Task instructions: Copy the items from the first line through the line that contains "- footer-item[interactable]: 5b: [320, 933, 332, 944]", and replace every "header-button" in that span with "top-button", leaving everything else unchanged.

┌─ Source data

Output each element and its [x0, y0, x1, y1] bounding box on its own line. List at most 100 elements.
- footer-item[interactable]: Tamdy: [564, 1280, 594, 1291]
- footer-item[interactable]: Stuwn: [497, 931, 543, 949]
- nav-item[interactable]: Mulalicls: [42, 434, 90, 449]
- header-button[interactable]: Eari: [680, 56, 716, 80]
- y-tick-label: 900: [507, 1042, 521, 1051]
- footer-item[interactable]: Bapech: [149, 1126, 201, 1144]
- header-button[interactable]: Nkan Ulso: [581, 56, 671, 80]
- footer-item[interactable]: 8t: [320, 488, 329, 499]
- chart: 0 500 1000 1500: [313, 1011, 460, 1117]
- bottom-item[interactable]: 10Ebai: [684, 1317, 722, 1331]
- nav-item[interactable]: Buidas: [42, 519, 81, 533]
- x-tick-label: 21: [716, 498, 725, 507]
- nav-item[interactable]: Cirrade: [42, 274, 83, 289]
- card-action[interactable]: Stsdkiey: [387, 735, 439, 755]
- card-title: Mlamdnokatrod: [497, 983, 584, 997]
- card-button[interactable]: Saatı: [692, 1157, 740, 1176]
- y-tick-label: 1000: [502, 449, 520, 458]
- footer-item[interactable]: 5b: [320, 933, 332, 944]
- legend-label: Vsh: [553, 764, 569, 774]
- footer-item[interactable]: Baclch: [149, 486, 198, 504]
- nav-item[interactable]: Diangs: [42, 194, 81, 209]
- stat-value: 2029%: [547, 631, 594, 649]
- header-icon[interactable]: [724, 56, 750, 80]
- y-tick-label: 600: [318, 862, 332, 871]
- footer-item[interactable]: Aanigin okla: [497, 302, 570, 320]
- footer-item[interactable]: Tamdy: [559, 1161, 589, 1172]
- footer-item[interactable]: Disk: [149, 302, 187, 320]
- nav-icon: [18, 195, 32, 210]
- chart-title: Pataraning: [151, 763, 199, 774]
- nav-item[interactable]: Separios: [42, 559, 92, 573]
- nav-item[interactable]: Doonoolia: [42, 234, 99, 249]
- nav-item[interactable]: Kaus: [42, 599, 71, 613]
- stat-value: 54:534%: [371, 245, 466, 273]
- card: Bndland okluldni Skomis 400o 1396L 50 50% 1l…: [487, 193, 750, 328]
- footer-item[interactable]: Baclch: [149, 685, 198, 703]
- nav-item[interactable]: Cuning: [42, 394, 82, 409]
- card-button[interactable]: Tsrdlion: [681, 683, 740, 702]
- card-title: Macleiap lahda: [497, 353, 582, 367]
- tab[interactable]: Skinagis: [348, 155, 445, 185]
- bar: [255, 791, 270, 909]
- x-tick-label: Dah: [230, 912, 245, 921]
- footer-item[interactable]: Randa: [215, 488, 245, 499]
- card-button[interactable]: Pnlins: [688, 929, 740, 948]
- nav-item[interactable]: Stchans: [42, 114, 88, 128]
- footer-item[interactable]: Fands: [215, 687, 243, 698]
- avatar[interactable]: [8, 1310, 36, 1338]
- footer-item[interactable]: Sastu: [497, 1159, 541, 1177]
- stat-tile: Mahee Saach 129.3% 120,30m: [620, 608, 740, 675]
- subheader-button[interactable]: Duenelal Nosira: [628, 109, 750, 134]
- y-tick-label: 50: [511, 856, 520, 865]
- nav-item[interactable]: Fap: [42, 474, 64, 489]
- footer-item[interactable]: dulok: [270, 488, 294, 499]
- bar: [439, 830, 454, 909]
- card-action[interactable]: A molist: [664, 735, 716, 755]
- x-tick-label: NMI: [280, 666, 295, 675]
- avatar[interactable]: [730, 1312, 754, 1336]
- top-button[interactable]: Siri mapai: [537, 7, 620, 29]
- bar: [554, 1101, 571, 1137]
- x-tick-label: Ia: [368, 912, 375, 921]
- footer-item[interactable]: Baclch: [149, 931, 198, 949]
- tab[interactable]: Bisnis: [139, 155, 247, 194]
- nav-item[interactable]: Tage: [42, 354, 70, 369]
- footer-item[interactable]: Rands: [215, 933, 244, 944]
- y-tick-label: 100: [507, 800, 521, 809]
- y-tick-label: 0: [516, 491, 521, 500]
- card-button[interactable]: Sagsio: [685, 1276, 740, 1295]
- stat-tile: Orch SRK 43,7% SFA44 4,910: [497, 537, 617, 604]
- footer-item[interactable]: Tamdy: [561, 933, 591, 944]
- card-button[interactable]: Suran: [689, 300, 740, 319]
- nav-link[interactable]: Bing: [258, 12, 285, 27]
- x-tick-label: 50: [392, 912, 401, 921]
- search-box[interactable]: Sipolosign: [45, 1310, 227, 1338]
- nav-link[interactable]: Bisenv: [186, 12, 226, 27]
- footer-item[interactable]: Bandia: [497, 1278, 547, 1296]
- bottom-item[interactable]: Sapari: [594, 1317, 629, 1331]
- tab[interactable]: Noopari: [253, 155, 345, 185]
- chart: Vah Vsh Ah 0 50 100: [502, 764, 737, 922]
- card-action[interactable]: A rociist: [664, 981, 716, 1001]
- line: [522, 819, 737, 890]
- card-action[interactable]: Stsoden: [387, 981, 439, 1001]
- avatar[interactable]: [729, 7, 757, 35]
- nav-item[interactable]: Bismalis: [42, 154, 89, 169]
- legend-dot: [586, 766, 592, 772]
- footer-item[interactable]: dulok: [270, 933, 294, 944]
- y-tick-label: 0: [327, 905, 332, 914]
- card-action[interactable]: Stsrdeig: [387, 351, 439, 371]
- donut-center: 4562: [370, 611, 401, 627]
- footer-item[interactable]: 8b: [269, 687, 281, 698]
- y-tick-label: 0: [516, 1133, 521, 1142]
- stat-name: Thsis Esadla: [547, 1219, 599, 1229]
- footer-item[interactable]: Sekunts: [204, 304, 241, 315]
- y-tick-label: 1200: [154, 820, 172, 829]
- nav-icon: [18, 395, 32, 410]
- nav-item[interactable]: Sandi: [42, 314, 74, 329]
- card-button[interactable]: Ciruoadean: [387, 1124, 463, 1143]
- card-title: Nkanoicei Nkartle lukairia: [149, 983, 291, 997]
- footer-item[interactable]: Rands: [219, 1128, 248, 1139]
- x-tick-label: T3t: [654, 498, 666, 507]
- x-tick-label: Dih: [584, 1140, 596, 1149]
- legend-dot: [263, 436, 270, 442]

└─

The completed task:
Output each element and its [x0, y0, x1, y1] bounding box on its own line. List at most 100 elements.
- footer-item[interactable]: Tamdy: [564, 1280, 594, 1291]
- footer-item[interactable]: Stuwn: [497, 931, 543, 949]
- nav-item[interactable]: Mulalicls: [42, 434, 90, 449]
- top-button[interactable]: Eari: [680, 56, 716, 80]
- y-tick-label: 900: [507, 1042, 521, 1051]
- footer-item[interactable]: Bapech: [149, 1126, 201, 1144]
- top-button[interactable]: Nkan Ulso: [581, 56, 671, 80]
- footer-item[interactable]: 8t: [320, 488, 329, 499]
- chart: 0 500 1000 1500: [313, 1011, 460, 1117]
- bottom-item[interactable]: 10Ebai: [684, 1317, 722, 1331]
- nav-item[interactable]: Buidas: [42, 519, 81, 533]
- x-tick-label: 21: [716, 498, 725, 507]
- nav-item[interactable]: Cirrade: [42, 274, 83, 289]
- card-action[interactable]: Stsdkiey: [387, 735, 439, 755]
- card-title: Mlamdnokatrod: [497, 983, 584, 997]
- card-button[interactable]: Saatı: [692, 1157, 740, 1176]
- y-tick-label: 1000: [502, 449, 520, 458]
- footer-item[interactable]: 5b: [320, 933, 332, 944]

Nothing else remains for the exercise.